* [Exercise details]:
Print out every line, exactly as written.

* [Dataset]:
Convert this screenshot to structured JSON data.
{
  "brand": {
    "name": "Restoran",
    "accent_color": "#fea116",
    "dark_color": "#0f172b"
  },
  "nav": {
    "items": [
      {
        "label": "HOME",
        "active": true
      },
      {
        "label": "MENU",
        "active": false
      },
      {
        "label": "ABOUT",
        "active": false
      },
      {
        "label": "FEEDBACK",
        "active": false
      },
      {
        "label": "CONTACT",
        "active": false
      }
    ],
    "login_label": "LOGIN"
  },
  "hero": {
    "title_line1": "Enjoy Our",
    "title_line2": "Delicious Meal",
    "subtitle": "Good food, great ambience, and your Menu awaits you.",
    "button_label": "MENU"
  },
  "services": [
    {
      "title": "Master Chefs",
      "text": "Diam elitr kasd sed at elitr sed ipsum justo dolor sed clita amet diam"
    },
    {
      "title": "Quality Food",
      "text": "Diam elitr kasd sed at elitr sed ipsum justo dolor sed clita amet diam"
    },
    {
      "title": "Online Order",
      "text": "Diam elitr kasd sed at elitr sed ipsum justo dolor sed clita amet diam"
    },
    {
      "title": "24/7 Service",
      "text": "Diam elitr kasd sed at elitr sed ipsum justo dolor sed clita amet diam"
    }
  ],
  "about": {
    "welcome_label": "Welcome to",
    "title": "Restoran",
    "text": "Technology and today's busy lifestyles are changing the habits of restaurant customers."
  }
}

* [Written solution]:
Convert this screenshot to structured JSON data.
{
  "brand": {
    "name": "Restoran",
    "accent_color": "#fea116",
    "dark_color": "#0f172b"
  },
  "nav": {
    "items": [
      {
        "label": "HOME",
        "active": true
      },
      {
        "label": "MENU",
        "active": false
      },
      {
        "label": "ABOUT",
        "active": false
      },
      {
        "label": "FEEDBACK",
        "active": false
      },
      {
        "label": "CONTACT",
        "active": false
      }
    ],
    "login_label": "LOGIN"
  },
  "hero": {
    "title_line1": "Enjoy Our",
    "title_line2": "Delicious Meal",
    "subtitle": "Good food, great ambience, and your Menu awaits you.",
    "button_label": "MENU"
  },
  "services": [
    {
      "title": "Master Chefs",
      "text": "Diam elitr kasd sed at elitr sed ipsum justo dolor sed clita amet diam"
    },
    {
      "title": "Quality Food",
      "text": "Diam elitr kasd sed at elitr sed ipsum justo dolor sed clita amet diam"
    },
    {
      "title": "Online Order",
      "text": "Diam elitr kasd sed at elitr sed ipsum justo dolor sed clita amet diam"
    },
    {
      "title": "24/7 Service",
      "text": "Diam elitr kasd sed at elitr sed ipsum justo dolor sed clita amet diam"
    }
  ],
  "about": {
    "welcome_label": "Welcome to",
    "title": "Restoran",
    "text": "Technology and today's busy lifestyles are changing the habits of restaurant customers."
  }
}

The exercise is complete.